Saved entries
╭──
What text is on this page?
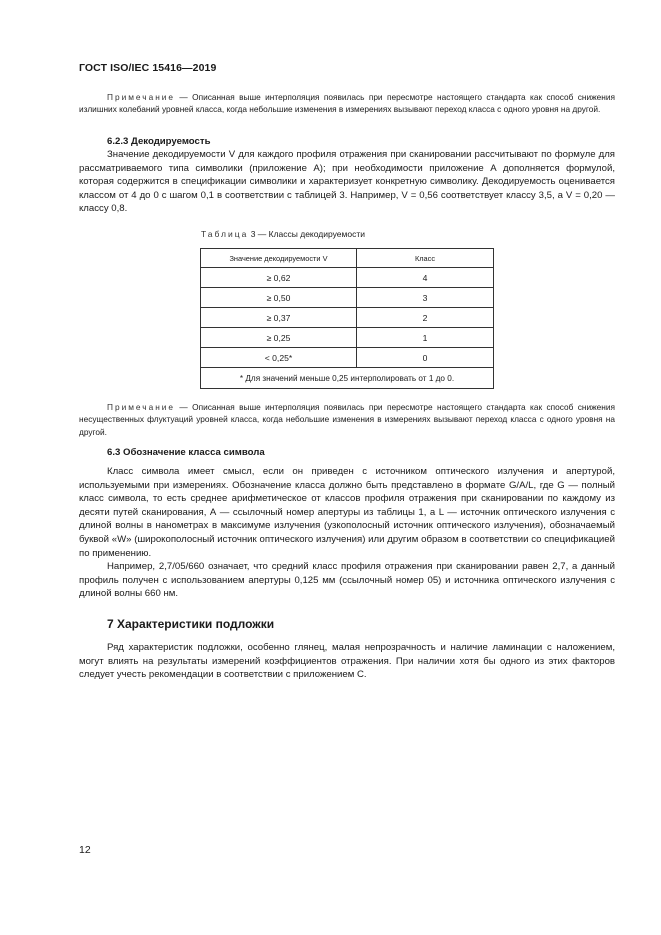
ГОСТ ISO/IEC 15416—2019
Примечание — Описанная выше интерполяция появилась при пересмотре настоящего стандарта как способ снижения излишних колебаний уровней класса, когда небольшие изменения в измерениях вызывают переход класса с одного уровня на другой.
6.2.3 Декодируемость
Значение декодируемости V для каждого профиля отражения при сканировании рассчитывают по формуле для рассматриваемого типа символики (приложение А); при необходимости приложение А дополняется формулой, которая содержится в спецификации символики и характеризует конкретную символику. Декодируемость оценивается классом от 4 до 0 с шагом 0,1 в соответствии с таблицей 3. Например, V = 0,56 соответствует классу 3,5, а V = 0,20 — классу 0,8.
Таблица 3 — Классы декодируемости
Значение декодируемости V	Класс
≥ 0,62	4
≥ 0,50	3
≥ 0,37	2
≥ 0,25	1
< 0,25*	0
* Для значений меньше 0,25 интерполировать от 1 до 0.	
Примечание — Описанная выше интерполяция появилась при пересмотре настоящего стандарта как способ снижения несущественных флуктуаций уровней класса, когда небольшие изменения в измерениях вызывают переход класса с одного уровня на другой.
6.3 Обозначение класса символа
Класс символа имеет смысл, если он приведен с источником оптического излучения и апертурой, используемыми при измерениях. Обозначение класса должно быть представлено в формате G/A/L, где G — полный класс символа, то есть среднее арифметическое от классов профиля отражения при сканировании по каждому из десяти путей сканирования, А — ссылочный номер апертуры из таблицы 1, а L — источник оптического излучения с длиной волны в нанометрах в максимуме излучения (узкополосный источник оптического излучения), обозначаемый буквой «W» (широкополосный источник оптического излучения) или другим образом в соответствии со спецификацией по применению.
Например, 2,7/05/660 означает, что средний класс профиля отражения при сканировании равен 2,7, а данный профиль получен с использованием апертуры 0,125 мм (ссылочный номер 05) и источника оптического излучения с длиной волны 660 нм.
7 Характеристики подложки
Ряд характеристик подложки, особенно глянец, малая непрозрачность и наличие ламинации с наложением, могут влиять на результаты измерений коэффициентов отражения. При наличии хотя бы одного из этих факторов следует учесть рекомендации в соответствии с приложением С.
12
╰──
WHAT NEEDS TO BE DONE:
Identify every line where the string "уровня" appears.

WRITTEN RESPONSE:
Примечание — Описанная выше интерполяция появилась при пересмотре настоящего стандарта как способ снижения излишних колебаний уровней класса, когда небольшие изменения в измерениях вызывают переход класса с одного уровня на другой.
Примечание — Описанная выше интерполяция появилась при пересмотре настоящего стандарта как способ снижения несущественных флуктуаций уровней класса, когда небольшие изменения в измерениях вызывают переход класса с одного уровня на другой.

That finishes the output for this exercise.